Décryptage et Revalorisation de L'Art de L’Écu, de La Chevalerie et du Haut Langage Poétique en Héraldique. Courtoisie, Discipline, Raffinement de La Conscience, état de Vigilance et Intention d'Unicité en La Fraternité d'un Nouveau Monde !

samedi 4 novembre 2017

La Serrure et la Clef


Une réflexion partagée, sur les bords d'un monde finissant, qui ondoyait le long d'une Seine paresseuse où miroitaient des rêves d'océan. L'amorce d'une pensée qui se voulait tisser au rythme des pas sur le profilage d'un chemin. La vision d'une porte, tout là-bas. D'un Ailleurs possible. Les mots se posaient, tels des petits cailloux blancs. Mais le Retour ne se ferait pas en sens inverse...

Blason de la famille de Lacarry (Armagnac)

DOCUMENTS FOURNIS:
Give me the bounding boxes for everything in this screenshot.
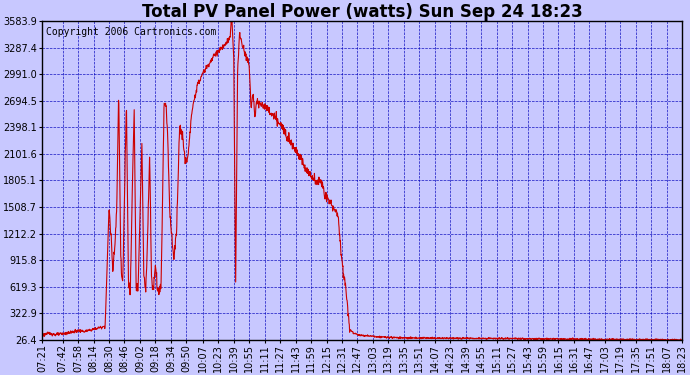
- Text: Copyright 2006 Cartronics.com: Copyright 2006 Cartronics.com: [46, 27, 216, 38]
- Title: Total PV Panel Power (watts) Sun Sep 24 18:23: Total PV Panel Power (watts) Sun Sep 24 …: [142, 3, 582, 21]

SÉRIE DE TÂCHES:
1. Veuillez recopier à l'identique le passage de l'extrait « La Serrure et la Clef » en partant de « Décryptage et Revalorisation » et en allant jusqu'à « Nouveau Monde ! » inclus.
2. Les affirmations suivantes concordent-elles avec l'extrait « La Serrure et la Clef » ? Répondez par oui ou non et citez mot pour mot les termes qui tranchent.
(a) Le billet est daté du samedi 4 novembre 2017.
(b) La réflexion se déroule le long de la Loire.
(c) Le Retour se ferait en sens inverse.

CORRIGÉS DÉTAILLÉS:
1.
Décryptage et Revalorisation de L'Art de L’Écu, de La Chevalerie et du Haut Langage Poétique en Héraldique. Courtoisie, Discipline, Raffinement de La Conscience, état de Vigilance et Intention d'Unicité en La Fraternité d'un Nouveau Monde !

2.
(a) Oui : « samedi 4 novembre 2017 ».
(b) Non : « le long d'une Seine paresseuse ».
(c) Non : « Mais le Retour ne se ferait pas en sens inverse... ».